◆ SOURCE DOCUMENT
## Begin
-
The Product Of A Truly Repentant Heart Series
Contributed by Dr. Bradford Reaves on Dec 18, 2020 (message contributor)
Summary: What does it look like for someone who truly repents versus someone who is religious and self-righteous? Let's take a look
- 1
- 2
- 3
- 4
- 5
- Next
Grace Community Church
Winchester, VA
Pastor Bradford Reaves
Watch this message at: https://youtu.be/XeBqmU3cLVI
Introduction
I want you to think back to the time of your salvation when you truly repented for your sins before God. Some of you know the moment and for some of you, I shared that moment with you. I remember of all the years I attended church services when the Hoy Spirit brought to my attention the depth of my sins and the condition of my unrepentant heart. I went to the altar of that church and pleaded with God for his forgiveness and asked God to save me. I’ve gone back to His throne of forgiveness many times.
In the Western Church, there is an epidemic of cheap grace and superficial repentance. Today’s Gospel has been stripped away from repentance, lawfulness, God’s wrath, and accountability. In his book, The Cost of Discipleship, Dietrich Bonhoeffer pens these famous words about cheap grace:
"CHEAP GRACE is the deadly enemy of our Church. We are fighting to-day for costly grace. Cheap grace means grace sold on the market like cheapjacks’ wares. The sacraments, the forgiveness of sin, and the consolations of religion are thrown away at cut prices. Grace is represented as the Church’s inexhaustible treasury, from which she showers blessings with generous hands, without asking questions or fixing limits. Grace without price; grace without cost! The essence of grace, we suppose, is that the account has been paid in advance; and, because it has been paid, everything can be had for nothing.
Cheap grace means the justification of sin without the justification of the sinner. Grace alone does everything, they say, and so everything can remain as it was before. “All for sin could not atone.” The world goes on in the same old way, and we are still sinners (Dietrich Bonhoeffer, The Cost of Discipleship (p. 43-44)."
## End
◆ SET PROBLEM 1
Repeat the sermon passage that begins at the words "In the Western" and stops after "had for nothing.", switching "costly grace" to "precious grace".
◆ SET PROBLEM 2
Translate this sentence from the sermon into Spanish: "Cheap grace means the justification of sin without the justification of the sinner."

◆ EXTRACTED ENTRIES
## Begin
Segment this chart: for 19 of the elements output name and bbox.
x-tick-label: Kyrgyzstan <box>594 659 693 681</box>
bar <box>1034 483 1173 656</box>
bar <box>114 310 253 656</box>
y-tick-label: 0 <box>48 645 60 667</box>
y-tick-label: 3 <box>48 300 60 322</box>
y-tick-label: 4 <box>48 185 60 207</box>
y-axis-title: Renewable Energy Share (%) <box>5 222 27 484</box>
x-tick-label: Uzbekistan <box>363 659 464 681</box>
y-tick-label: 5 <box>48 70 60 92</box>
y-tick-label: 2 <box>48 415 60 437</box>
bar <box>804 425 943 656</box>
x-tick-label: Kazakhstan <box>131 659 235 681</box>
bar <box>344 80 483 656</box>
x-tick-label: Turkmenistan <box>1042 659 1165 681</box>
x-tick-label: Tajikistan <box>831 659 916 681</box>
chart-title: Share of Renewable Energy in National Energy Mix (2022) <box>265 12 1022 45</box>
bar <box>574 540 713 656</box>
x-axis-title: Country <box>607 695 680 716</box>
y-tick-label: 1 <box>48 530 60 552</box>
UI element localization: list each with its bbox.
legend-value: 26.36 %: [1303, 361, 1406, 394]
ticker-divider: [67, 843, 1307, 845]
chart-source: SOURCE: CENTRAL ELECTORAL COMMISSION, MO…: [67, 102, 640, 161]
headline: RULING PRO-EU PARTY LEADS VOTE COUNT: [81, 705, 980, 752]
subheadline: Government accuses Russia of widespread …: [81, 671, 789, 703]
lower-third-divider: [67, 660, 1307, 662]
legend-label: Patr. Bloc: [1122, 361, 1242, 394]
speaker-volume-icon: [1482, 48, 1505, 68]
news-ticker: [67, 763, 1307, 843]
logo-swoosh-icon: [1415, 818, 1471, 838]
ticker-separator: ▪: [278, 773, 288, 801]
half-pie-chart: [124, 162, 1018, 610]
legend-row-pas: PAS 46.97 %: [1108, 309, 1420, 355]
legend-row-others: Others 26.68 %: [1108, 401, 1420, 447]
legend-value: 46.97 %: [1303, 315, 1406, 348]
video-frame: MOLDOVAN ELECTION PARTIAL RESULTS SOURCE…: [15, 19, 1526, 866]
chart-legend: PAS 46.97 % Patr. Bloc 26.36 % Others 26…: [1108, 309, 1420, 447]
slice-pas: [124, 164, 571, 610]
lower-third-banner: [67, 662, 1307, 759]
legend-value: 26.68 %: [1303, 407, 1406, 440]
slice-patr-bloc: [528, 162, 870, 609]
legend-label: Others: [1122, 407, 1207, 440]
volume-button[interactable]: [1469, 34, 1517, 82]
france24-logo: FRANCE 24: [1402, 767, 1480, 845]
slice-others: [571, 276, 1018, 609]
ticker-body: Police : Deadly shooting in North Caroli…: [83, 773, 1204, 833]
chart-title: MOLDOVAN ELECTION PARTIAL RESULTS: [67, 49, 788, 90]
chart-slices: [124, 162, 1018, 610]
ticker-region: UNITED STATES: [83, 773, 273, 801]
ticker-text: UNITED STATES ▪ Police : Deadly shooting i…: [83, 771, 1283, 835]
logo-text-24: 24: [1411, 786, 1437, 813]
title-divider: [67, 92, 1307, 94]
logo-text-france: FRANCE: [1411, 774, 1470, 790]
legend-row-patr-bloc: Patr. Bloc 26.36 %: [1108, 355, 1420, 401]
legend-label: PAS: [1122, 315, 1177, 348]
## End
◆ PROBLEM SOLUTION 1
In the Western Church, there is an epidemic of cheap grace and superficial repentance. Today’s Gospel has been stripped away from repentance, lawfulness, God’s wrath, and accountability. In his book, The Cost of Discipleship, Dietrich Bonhoeffer pens these famous words about cheap grace:
"CHEAP GRACE is the deadly enemy of our Church. We are fighting to-day for precious grace. Cheap grace means grace sold on the market like cheapjacks’ wares. The sacraments, the forgiveness of sin, and the consolations of religion are thrown away at cut prices. Grace is represented as the Church’s inexhaustible treasury, from which she showers blessings with generous hands, without asking questions or fixing limits. Grace without price; grace without cost! The essence of grace, we suppose, is that the account has been paid in advance; and, because it has been paid, everything can be had for nothing.

◆ PROBLEM SOLUTION 2
La gracia barata significa la justificación del pecado sin la justificación del pecador.